- [Work instructions] Hunt for the word "about" across the entries below, copying each line that holds it.

- [Supplied material]
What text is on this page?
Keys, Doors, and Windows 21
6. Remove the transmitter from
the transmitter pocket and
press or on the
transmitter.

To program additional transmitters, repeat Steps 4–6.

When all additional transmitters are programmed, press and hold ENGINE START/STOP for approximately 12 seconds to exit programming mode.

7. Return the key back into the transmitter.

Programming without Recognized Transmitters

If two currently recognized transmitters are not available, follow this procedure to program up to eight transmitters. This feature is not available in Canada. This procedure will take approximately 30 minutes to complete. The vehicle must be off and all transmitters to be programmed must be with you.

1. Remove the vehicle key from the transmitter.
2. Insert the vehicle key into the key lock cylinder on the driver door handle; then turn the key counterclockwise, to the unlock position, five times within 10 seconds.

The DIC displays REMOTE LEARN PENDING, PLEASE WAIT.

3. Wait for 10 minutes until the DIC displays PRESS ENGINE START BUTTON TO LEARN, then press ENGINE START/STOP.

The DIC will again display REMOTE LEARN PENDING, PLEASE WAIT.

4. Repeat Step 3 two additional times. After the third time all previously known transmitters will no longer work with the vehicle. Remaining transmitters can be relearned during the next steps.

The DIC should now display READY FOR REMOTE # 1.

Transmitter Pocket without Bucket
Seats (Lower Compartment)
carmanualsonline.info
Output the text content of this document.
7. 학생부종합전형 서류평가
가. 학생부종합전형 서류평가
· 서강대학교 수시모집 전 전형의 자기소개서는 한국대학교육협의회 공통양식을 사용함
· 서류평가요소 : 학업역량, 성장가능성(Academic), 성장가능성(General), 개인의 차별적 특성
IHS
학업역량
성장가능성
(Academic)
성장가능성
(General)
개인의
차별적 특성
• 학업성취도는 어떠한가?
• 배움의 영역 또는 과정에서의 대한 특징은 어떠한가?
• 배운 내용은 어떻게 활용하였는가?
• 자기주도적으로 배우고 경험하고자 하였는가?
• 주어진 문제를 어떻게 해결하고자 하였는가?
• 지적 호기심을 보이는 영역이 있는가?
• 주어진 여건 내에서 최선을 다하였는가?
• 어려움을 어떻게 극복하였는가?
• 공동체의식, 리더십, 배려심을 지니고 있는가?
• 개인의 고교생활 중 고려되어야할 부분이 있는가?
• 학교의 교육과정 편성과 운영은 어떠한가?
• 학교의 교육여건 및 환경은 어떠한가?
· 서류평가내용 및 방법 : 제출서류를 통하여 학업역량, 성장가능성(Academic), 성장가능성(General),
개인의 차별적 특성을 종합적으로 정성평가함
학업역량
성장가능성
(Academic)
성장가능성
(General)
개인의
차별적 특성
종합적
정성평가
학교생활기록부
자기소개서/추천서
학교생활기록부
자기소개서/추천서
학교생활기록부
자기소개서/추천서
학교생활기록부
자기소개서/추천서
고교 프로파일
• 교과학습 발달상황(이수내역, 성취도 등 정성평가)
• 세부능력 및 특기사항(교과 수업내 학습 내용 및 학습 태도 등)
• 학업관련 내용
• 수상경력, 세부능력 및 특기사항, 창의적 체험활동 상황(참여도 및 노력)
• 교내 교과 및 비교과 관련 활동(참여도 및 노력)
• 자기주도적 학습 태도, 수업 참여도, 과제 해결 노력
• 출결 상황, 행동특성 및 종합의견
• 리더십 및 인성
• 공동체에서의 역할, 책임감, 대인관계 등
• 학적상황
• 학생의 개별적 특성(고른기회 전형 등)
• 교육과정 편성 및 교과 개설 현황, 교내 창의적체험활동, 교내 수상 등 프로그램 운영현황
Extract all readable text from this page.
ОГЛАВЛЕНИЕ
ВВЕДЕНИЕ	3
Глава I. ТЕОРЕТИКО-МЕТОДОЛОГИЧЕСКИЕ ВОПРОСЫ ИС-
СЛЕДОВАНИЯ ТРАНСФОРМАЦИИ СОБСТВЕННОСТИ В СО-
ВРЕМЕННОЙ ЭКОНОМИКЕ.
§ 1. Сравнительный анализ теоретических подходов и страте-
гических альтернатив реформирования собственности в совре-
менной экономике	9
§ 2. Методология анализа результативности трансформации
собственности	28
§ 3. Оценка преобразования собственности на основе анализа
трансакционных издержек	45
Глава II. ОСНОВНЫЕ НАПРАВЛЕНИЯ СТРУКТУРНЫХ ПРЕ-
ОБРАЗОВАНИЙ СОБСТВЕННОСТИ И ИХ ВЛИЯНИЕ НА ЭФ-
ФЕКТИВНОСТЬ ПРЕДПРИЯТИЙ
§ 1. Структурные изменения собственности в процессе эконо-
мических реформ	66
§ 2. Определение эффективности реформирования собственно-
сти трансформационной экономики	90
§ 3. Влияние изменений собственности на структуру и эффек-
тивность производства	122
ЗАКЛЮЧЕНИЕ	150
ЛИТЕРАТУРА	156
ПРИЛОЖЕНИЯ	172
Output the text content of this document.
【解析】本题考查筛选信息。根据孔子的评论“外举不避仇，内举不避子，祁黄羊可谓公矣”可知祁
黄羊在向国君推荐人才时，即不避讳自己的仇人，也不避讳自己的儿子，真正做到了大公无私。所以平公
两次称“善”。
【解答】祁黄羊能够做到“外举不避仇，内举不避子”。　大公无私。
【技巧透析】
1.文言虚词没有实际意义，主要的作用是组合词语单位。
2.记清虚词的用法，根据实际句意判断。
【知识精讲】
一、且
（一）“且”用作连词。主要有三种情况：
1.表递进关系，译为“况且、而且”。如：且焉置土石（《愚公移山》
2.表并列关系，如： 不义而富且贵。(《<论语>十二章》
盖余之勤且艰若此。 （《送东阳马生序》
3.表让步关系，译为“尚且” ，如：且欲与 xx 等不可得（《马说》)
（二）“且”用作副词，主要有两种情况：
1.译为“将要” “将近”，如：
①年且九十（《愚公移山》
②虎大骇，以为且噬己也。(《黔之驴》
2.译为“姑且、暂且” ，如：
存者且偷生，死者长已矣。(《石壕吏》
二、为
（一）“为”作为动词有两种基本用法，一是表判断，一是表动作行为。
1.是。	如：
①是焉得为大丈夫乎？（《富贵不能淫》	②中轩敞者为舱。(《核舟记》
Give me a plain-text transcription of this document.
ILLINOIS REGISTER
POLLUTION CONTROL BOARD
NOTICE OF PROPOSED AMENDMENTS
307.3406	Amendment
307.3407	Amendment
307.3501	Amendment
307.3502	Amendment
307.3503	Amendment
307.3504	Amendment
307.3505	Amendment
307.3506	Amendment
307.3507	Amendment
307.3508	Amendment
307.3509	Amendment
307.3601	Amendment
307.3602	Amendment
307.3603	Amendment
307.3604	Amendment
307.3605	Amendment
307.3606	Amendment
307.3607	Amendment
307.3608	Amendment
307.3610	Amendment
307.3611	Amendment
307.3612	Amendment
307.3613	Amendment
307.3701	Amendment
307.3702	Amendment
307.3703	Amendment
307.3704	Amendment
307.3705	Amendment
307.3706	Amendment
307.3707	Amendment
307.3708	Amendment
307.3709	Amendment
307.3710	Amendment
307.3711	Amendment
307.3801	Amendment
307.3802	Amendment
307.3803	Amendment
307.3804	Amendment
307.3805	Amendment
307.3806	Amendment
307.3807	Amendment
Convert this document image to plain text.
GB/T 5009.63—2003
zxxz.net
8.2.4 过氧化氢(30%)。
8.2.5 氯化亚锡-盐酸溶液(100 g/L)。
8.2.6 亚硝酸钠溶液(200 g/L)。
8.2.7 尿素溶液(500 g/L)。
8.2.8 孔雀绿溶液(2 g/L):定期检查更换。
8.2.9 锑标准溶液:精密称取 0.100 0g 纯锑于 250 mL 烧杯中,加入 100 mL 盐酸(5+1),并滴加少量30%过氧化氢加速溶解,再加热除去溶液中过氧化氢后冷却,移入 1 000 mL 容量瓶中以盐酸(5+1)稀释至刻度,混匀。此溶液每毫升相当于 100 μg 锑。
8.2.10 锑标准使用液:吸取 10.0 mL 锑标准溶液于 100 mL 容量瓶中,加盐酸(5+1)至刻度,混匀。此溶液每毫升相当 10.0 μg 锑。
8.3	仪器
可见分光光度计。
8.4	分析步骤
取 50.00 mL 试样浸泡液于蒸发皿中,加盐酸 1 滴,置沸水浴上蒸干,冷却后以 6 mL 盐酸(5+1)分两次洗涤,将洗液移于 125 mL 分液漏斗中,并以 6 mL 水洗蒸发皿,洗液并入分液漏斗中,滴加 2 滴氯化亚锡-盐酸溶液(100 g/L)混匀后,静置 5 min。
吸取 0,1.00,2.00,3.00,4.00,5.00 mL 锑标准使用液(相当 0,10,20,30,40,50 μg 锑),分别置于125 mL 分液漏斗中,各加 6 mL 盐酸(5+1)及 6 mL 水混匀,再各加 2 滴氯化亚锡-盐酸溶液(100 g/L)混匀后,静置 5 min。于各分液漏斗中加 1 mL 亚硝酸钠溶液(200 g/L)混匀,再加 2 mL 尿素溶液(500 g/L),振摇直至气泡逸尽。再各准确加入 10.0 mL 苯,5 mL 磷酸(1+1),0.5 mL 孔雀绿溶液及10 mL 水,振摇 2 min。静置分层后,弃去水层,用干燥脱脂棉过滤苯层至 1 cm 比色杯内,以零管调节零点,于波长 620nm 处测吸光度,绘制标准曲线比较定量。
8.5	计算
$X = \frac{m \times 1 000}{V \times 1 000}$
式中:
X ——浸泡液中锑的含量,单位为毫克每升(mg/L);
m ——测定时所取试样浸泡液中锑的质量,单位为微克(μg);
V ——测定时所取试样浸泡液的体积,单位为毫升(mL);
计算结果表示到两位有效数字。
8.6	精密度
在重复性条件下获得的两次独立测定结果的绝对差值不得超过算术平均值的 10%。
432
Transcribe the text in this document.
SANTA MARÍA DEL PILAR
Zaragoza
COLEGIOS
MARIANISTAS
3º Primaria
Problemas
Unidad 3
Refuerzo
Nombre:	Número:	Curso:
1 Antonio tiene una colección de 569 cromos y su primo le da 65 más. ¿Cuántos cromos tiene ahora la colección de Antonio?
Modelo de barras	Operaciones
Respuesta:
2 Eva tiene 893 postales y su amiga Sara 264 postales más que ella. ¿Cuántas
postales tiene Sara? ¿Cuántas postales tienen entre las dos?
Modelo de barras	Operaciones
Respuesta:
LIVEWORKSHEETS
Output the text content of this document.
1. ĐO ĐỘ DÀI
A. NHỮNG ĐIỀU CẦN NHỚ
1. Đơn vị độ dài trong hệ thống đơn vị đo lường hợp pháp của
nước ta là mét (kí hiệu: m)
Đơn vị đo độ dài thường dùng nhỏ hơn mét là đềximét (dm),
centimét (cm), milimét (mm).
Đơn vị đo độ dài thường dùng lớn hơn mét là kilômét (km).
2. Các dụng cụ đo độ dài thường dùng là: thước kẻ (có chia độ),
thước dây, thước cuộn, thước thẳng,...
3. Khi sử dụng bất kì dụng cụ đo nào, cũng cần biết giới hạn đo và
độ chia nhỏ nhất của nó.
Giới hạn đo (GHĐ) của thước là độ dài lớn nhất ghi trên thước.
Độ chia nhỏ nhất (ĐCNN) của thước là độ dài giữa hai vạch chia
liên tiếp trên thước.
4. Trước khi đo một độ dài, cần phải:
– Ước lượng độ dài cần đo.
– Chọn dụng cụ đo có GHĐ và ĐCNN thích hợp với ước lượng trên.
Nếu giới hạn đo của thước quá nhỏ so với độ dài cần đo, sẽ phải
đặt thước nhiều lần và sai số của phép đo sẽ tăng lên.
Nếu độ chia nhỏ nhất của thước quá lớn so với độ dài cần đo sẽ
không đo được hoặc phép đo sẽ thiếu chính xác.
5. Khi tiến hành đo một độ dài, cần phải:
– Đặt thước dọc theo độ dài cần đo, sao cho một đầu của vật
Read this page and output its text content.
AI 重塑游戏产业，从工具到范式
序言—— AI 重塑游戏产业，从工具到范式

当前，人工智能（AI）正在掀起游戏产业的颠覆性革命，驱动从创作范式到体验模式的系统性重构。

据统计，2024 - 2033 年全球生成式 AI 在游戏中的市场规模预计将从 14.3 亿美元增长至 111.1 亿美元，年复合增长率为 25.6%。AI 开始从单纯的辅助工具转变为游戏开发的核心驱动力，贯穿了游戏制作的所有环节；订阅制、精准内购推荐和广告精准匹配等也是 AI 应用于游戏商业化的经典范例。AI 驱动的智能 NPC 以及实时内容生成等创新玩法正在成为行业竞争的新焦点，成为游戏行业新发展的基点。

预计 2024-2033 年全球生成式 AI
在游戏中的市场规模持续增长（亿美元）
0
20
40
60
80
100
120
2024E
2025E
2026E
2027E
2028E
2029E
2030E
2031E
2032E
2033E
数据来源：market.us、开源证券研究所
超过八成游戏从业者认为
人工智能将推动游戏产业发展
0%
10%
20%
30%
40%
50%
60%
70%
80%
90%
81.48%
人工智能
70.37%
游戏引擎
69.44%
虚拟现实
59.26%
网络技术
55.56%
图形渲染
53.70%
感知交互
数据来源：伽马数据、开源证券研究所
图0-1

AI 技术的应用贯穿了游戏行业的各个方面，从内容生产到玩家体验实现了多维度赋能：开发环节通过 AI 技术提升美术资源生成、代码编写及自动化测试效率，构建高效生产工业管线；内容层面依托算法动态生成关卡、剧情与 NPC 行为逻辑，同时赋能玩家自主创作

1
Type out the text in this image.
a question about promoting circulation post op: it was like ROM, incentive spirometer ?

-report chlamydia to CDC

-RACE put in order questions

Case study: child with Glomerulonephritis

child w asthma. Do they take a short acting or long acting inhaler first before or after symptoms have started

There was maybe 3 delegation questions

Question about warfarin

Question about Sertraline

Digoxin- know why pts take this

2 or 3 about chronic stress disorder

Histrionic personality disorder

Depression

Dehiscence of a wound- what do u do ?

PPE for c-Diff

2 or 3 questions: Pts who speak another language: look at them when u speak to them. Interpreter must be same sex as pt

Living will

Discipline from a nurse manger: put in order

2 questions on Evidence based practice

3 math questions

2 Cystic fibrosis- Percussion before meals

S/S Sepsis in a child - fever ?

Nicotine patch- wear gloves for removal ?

- [Response to the exercise]
a question about promoting circulation post op: it was like ROM, incentive spirometer ?
Question about warfarin
Question about Sertraline
2 or 3 about chronic stress disorder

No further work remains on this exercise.